Job » Write the data out again exactly, dropping any images it holds.

Extracted data »
::::

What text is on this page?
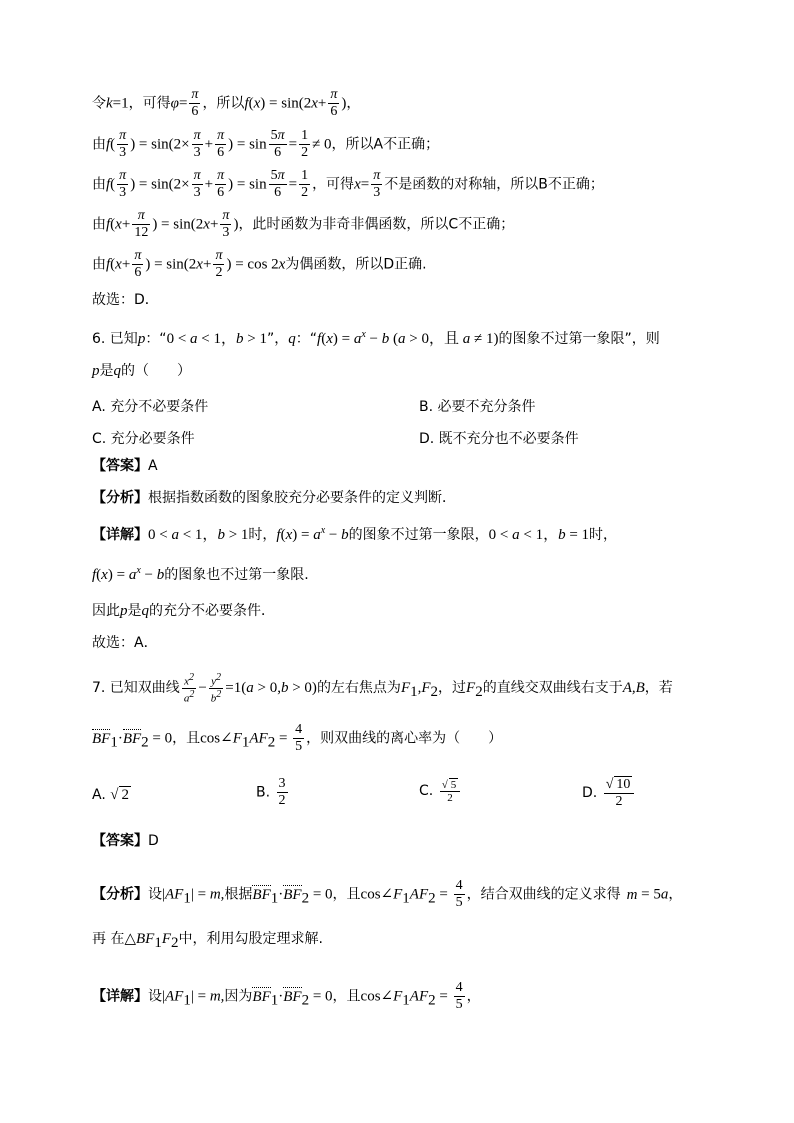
令k=1，可得$\varphi= \frac{\pi}{6}$ ，所以$f(x) = \sin(2x+ \frac{\pi}{6}$ )，
由$f( \frac{\pi}{3}$ ) = $\sin(2\times \frac{\pi}{3} + \frac{\pi}{6}$ ) = $\sin \frac{5\pi}{6} = \frac{1}{2} \ne 0$，所以A不正确；
由$f( \frac{\pi}{3}$ ) = $\sin(2\times \frac{\pi}{3} + \frac{\pi}{6}$ ) = $\sin \frac{5\pi}{6} = \frac{1}{2}$ ，可得$x= \frac{\pi}{3}$ 不是函数的对称轴，所以B不正确；
由$f(x+ \frac{\pi}{12}$ ) = $\sin(2x+ \frac{\pi}{3}$ )，此时函数为非奇非偶函数，所以C不正确；
由$f(x+ \frac{\pi}{6}$ ) = $\sin(2x+ \frac{\pi}{2}$ ) = cos 2x为偶函数，所以D正确.
故选：D．
6. 已知p：“0 < a < 1，b > 1”，q：“$f(x) = a^x - b$ (a > 0，且 a ≠ 1)的图象不过第一象限”，则
p是q的（　　）
A. 充分不必要条件	B. 必要不充分条件
C. 充分必要条件	D. 既不充分也不必要条件
【答案】A
【分析】根据指数函数的图象胶充分必要条件的定义判断．
【详解】0 < a < 1，b > 1时，$f(x) = a^x - b$的图象不过第一象限，0 < a < 1，b = 1时，
$f(x) = a^x - b$的图象也不过第一象限.
因此p是q的充分不必要条件．
故选：A．
7. 已知双曲线 $\frac{x^2}{a^2} - \frac{y^2}{b^2} =1(a > 0,b > 0)$的左右焦点为$F_1,F_2$，过$F_2$的直线交双曲线右支于A,B，若
$BF_1\cdot BF_2 = 0$，且$\cos\angle F_1AF_2 = \frac{4}{5}$ ，则双曲线的离心率为（　　）
A. √ 2	B. $\frac{3}{2}$	C. $\frac{√ 5}{2}$	D. $\frac{√ 10}{2}$
【答案】D
【分析】设$|AF_1| = m$,根据$BF_1\cdot BF_2 = 0$，且$\cos\angle F_1AF_2 = \frac{4}{5}$ ，结合双曲线的定义求得 m = 5a，
再 在$\triangle BF_1F_2$中，利用勾股定理求解.
【详解】设$|AF_1| = m$,因为$BF_1\cdot BF_2 = 0$，且$\cos\angle F_1AF_2 = \frac{4}{5}$ ，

::::

Answer to this exercise »
What text is on this page?
令k=1，可得$\varphi= \frac{\pi}{6}$ ，所以$f(x) = \sin(2x+ \frac{\pi}{6}$ )，
由$f( \frac{\pi}{3}$ ) = $\sin(2\times \frac{\pi}{3} + \frac{\pi}{6}$ ) = $\sin \frac{5\pi}{6} = \frac{1}{2} \ne 0$，所以A不正确；
由$f( \frac{\pi}{3}$ ) = $\sin(2\times \frac{\pi}{3} + \frac{\pi}{6}$ ) = $\sin \frac{5\pi}{6} = \frac{1}{2}$ ，可得$x= \frac{\pi}{3}$ 不是函数的对称轴，所以B不正确；
由$f(x+ \frac{\pi}{12}$ ) = $\sin(2x+ \frac{\pi}{3}$ )，此时函数为非奇非偶函数，所以C不正确；
由$f(x+ \frac{\pi}{6}$ ) = $\sin(2x+ \frac{\pi}{2}$ ) = cos 2x为偶函数，所以D正确.
故选：D．
6. 已知p：“0 < a < 1，b > 1”，q：“$f(x) = a^x - b$ (a > 0，且 a ≠ 1)的图象不过第一象限”，则
p是q的（　　）
A. 充分不必要条件	B. 必要不充分条件
C. 充分必要条件	D. 既不充分也不必要条件
【答案】A
【分析】根据指数函数的图象胶充分必要条件的定义判断．
【详解】0 < a < 1，b > 1时，$f(x) = a^x - b$的图象不过第一象限，0 < a < 1，b = 1时，
$f(x) = a^x - b$的图象也不过第一象限.
因此p是q的充分不必要条件．
故选：A．
7. 已知双曲线 $\frac{x^2}{a^2} - \frac{y^2}{b^2} =1(a > 0,b > 0)$的左右焦点为$F_1,F_2$，过$F_2$的直线交双曲线右支于A,B，若
$BF_1\cdot BF_2 = 0$，且$\cos\angle F_1AF_2 = \frac{4}{5}$ ，则双曲线的离心率为（　　）
A. √ 2	B. $\frac{3}{2}$	C. $\frac{√ 5}{2}$	D. $\frac{√ 10}{2}$
【答案】D
【分析】设$|AF_1| = m$,根据$BF_1\cdot BF_2 = 0$，且$\cos\angle F_1AF_2 = \frac{4}{5}$ ，结合双曲线的定义求得 m = 5a，
再 在$\triangle BF_1F_2$中，利用勾股定理求解.
【详解】设$|AF_1| = m$,因为$BF_1\cdot BF_2 = 0$，且$\cos\angle F_1AF_2 = \frac{4}{5}$ ，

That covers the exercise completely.